» EXERCISE DESCRIPTION
In the entries, find all lines that hold the word "factors" and copy them.

++++ INFORMATION SHOWN ++++

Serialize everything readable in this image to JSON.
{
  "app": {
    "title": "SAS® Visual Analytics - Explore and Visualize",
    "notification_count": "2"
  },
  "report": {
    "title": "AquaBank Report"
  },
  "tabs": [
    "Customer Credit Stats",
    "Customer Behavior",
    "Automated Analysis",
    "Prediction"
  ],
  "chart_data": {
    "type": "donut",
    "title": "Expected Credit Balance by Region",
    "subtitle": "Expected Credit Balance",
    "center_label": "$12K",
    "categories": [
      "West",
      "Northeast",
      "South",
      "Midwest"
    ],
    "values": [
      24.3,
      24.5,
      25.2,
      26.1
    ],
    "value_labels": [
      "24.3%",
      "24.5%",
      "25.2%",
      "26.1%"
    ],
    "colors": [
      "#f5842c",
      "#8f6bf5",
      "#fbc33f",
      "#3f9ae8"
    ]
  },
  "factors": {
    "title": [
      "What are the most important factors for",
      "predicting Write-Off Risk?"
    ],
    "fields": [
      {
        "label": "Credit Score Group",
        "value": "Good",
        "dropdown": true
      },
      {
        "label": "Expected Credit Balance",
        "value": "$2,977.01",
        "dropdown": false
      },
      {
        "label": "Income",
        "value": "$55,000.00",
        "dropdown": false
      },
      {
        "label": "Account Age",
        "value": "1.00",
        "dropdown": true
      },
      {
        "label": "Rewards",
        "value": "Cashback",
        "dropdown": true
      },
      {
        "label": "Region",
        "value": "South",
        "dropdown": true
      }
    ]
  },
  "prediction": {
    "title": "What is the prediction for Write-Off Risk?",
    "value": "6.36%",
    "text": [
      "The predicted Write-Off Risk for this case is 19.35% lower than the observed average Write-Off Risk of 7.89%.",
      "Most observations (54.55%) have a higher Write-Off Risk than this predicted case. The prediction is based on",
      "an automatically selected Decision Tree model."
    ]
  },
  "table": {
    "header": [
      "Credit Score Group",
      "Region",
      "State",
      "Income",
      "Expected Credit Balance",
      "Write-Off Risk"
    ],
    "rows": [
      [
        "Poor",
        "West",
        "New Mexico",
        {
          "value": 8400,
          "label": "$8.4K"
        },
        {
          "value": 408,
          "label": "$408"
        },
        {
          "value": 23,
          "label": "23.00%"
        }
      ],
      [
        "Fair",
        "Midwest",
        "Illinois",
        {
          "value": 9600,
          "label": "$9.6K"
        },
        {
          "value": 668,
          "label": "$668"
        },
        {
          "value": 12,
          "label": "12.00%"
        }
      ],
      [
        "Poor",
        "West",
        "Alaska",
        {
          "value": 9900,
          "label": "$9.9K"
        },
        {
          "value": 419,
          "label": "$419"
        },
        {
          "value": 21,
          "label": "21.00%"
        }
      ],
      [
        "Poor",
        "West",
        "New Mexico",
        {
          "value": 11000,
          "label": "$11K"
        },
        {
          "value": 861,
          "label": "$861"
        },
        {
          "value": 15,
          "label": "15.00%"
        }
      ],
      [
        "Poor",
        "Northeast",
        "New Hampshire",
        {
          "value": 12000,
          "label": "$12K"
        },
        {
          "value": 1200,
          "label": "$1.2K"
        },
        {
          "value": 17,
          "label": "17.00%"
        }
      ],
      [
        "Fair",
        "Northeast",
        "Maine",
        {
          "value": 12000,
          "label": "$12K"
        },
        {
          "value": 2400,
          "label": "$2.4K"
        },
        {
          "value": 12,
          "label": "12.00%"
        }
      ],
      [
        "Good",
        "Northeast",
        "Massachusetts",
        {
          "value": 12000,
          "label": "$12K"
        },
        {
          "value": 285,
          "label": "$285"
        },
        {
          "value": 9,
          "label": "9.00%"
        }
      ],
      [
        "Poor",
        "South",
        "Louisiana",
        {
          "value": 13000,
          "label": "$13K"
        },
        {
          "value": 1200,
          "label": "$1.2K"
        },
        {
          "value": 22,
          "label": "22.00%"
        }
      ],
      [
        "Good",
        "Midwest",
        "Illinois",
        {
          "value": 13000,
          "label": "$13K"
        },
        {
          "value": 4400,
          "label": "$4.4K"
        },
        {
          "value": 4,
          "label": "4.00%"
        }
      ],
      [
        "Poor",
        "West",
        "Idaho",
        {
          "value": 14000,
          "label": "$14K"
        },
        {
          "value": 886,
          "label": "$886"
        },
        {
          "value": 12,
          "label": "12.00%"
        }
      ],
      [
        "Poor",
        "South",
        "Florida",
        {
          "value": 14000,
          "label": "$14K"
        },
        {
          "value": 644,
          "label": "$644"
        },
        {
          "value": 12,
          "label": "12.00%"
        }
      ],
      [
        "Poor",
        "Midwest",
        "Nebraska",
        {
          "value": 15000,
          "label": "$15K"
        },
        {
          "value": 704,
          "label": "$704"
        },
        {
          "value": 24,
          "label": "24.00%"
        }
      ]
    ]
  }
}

++++

» TASK ANSWER
  "factors": {
      "What are the most important factors for",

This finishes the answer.